Set task
Retype every entry in its entirety, without alteration.

----- Source data -----

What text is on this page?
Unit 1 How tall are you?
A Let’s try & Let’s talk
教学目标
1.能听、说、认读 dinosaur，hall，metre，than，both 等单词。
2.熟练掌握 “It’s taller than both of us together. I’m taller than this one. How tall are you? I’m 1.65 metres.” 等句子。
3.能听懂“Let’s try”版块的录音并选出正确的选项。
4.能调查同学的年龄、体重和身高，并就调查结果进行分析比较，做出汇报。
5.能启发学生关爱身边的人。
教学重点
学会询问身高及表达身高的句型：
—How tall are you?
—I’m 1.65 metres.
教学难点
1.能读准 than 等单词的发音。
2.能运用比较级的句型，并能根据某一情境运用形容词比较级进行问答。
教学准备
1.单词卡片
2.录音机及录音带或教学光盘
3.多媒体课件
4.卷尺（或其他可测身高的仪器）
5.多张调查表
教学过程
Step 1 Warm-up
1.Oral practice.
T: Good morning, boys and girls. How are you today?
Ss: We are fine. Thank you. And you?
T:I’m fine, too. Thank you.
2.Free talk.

-----

Solution for this problem
What text is on this page?
Unit 1 How tall are you?
A Let’s try & Let’s talk
教学目标
1.能听、说、认读 dinosaur，hall，metre，than，both 等单词。
2.熟练掌握 “It’s taller than both of us together. I’m taller than this one. How tall are you? I’m 1.65 metres.” 等句子。
3.能听懂“Let’s try”版块的录音并选出正确的选项。
4.能调查同学的年龄、体重和身高，并就调查结果进行分析比较，做出汇报。
5.能启发学生关爱身边的人。
教学重点
学会询问身高及表达身高的句型：
—How tall are you?
—I’m 1.65 metres.
教学难点
1.能读准 than 等单词的发音。
2.能运用比较级的句型，并能根据某一情境运用形容词比较级进行问答。
教学准备
1.单词卡片
2.录音机及录音带或教学光盘
3.多媒体课件
4.卷尺（或其他可测身高的仪器）
5.多张调查表
教学过程
Step 1 Warm-up
1.Oral practice.
T: Good morning, boys and girls. How are you today?
Ss: We are fine. Thank you. And you?
T:I’m fine, too. Thank you.
2.Free talk.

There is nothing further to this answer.